## OBJECTIVE
Among these lines, how many include "text"? Answer only with the number.

## EXCERPTED RECORDS
━━━━━━━━━━━━━━━━━━━━

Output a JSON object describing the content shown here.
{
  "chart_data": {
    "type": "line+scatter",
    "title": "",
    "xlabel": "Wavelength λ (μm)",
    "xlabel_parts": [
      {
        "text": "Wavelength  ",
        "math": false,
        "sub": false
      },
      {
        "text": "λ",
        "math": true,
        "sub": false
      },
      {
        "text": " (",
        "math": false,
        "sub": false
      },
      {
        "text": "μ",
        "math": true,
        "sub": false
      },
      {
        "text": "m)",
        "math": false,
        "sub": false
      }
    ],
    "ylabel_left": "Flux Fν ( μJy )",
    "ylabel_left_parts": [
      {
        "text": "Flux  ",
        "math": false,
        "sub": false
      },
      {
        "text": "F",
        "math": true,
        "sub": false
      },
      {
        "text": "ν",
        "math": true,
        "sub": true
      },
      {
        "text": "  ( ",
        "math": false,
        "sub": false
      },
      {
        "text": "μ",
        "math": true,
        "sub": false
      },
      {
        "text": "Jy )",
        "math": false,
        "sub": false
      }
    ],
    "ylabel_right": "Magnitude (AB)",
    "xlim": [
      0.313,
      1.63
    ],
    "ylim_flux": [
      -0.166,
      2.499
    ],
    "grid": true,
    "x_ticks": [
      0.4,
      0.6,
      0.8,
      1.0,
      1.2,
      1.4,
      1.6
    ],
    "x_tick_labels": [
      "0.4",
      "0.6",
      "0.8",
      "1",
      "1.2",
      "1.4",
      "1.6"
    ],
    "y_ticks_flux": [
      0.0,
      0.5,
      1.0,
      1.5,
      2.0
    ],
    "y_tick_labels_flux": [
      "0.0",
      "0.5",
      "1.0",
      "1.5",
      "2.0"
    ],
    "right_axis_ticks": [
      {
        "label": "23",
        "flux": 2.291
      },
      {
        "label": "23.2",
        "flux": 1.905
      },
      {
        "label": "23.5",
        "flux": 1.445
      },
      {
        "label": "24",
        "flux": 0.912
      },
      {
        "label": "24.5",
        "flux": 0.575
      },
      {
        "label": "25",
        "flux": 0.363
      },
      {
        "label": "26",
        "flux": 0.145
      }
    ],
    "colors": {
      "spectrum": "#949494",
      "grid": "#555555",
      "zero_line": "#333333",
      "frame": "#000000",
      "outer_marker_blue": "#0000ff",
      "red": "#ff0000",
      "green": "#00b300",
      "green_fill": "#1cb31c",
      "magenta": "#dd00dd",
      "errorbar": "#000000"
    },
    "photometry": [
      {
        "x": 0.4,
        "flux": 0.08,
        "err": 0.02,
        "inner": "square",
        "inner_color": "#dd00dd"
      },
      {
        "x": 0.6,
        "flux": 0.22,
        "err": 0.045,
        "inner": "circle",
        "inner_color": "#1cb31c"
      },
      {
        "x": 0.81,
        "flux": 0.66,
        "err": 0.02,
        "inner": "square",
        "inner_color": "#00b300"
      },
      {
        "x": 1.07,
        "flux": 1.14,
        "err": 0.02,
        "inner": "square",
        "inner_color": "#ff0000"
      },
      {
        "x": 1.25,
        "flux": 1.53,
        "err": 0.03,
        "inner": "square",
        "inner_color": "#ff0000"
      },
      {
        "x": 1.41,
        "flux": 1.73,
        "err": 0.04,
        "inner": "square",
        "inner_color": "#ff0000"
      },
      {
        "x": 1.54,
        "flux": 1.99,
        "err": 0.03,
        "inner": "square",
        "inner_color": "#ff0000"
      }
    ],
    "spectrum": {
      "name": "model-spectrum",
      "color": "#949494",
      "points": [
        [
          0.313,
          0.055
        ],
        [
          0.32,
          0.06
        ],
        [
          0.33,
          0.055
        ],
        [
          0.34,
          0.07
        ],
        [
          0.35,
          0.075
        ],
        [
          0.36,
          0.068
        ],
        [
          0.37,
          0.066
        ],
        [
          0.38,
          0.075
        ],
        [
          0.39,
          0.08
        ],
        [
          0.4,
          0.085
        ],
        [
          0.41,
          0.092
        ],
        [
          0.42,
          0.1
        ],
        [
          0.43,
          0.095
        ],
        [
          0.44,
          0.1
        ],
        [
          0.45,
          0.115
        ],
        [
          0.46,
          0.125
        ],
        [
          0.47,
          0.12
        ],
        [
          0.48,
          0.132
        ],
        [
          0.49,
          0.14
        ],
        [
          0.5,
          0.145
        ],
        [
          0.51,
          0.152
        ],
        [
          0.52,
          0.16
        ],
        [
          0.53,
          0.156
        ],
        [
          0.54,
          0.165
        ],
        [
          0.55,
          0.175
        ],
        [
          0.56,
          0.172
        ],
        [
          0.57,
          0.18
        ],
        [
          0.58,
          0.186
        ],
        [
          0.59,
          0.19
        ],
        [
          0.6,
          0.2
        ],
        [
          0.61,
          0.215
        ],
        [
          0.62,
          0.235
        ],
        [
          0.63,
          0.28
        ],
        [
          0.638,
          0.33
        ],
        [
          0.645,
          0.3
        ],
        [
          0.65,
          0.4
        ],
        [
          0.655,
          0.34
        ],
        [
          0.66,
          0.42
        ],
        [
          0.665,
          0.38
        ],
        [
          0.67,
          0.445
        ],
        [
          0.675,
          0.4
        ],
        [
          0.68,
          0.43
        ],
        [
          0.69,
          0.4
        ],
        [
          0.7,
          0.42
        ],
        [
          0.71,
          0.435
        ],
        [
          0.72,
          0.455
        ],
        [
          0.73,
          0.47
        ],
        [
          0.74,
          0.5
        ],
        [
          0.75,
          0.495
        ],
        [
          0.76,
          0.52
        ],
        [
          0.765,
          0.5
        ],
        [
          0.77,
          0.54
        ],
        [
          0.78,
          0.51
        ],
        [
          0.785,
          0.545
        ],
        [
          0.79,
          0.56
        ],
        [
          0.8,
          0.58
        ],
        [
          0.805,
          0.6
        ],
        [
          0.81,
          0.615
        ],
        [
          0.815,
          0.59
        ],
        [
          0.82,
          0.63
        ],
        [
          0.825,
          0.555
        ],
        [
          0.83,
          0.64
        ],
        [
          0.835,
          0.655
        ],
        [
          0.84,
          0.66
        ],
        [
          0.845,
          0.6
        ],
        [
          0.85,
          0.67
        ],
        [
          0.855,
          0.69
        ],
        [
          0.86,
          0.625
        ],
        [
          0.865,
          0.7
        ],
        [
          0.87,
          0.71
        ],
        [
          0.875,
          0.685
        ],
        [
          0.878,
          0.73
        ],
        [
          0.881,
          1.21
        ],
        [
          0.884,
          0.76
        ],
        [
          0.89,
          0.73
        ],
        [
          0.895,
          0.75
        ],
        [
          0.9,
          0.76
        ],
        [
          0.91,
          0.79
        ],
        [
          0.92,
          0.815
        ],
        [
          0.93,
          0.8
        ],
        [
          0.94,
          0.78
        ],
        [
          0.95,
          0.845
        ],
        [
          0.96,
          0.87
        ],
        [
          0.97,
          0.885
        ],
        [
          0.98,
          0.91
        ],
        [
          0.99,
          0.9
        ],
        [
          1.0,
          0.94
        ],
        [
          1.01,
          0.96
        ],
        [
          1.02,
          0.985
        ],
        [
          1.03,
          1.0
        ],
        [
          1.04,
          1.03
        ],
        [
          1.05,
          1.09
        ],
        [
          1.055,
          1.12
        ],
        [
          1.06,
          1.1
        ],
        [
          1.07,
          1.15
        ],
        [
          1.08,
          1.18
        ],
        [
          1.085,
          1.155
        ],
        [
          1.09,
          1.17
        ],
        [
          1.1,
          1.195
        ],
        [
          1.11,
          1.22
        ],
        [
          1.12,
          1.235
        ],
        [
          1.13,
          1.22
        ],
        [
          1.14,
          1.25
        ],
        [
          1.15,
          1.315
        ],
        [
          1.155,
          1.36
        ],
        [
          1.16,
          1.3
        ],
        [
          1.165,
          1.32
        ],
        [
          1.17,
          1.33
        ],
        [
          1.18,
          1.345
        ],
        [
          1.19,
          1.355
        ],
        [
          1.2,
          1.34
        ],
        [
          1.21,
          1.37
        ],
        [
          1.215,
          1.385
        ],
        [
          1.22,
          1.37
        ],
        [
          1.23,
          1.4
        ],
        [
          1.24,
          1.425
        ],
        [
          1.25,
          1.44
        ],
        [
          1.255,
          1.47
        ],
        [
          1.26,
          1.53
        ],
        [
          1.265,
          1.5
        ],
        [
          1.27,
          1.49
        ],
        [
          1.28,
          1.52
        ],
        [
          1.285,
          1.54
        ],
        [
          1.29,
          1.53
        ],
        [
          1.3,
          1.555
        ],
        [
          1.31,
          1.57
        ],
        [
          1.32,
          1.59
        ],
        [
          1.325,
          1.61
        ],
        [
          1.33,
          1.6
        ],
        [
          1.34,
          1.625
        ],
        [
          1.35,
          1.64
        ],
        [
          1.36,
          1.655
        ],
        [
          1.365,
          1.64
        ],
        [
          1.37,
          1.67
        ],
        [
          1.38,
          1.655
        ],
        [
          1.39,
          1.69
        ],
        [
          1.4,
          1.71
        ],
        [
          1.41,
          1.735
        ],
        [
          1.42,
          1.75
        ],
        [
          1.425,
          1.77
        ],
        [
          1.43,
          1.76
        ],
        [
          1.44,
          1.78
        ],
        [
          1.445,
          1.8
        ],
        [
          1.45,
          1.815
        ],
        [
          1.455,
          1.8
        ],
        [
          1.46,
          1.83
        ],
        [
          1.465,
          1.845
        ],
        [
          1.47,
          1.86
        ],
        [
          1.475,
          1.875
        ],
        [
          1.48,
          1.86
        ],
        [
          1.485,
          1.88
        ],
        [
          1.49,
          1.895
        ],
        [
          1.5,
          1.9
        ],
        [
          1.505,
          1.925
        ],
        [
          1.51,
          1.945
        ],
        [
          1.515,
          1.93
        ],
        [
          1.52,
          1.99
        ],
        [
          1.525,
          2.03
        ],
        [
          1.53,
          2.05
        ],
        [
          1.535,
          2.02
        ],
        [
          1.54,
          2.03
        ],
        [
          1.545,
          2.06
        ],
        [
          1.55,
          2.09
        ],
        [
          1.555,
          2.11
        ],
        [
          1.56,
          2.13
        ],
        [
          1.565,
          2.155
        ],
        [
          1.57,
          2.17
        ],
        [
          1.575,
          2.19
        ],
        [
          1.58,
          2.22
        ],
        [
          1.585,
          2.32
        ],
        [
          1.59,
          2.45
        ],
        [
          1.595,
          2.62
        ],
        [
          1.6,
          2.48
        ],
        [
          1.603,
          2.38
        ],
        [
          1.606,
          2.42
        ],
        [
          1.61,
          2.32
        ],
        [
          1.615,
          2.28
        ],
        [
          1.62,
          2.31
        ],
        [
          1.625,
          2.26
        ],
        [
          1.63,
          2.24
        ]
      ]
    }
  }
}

━━━━━━━━━━━━━━━━━━━━

## WRITTEN SOLUTION
11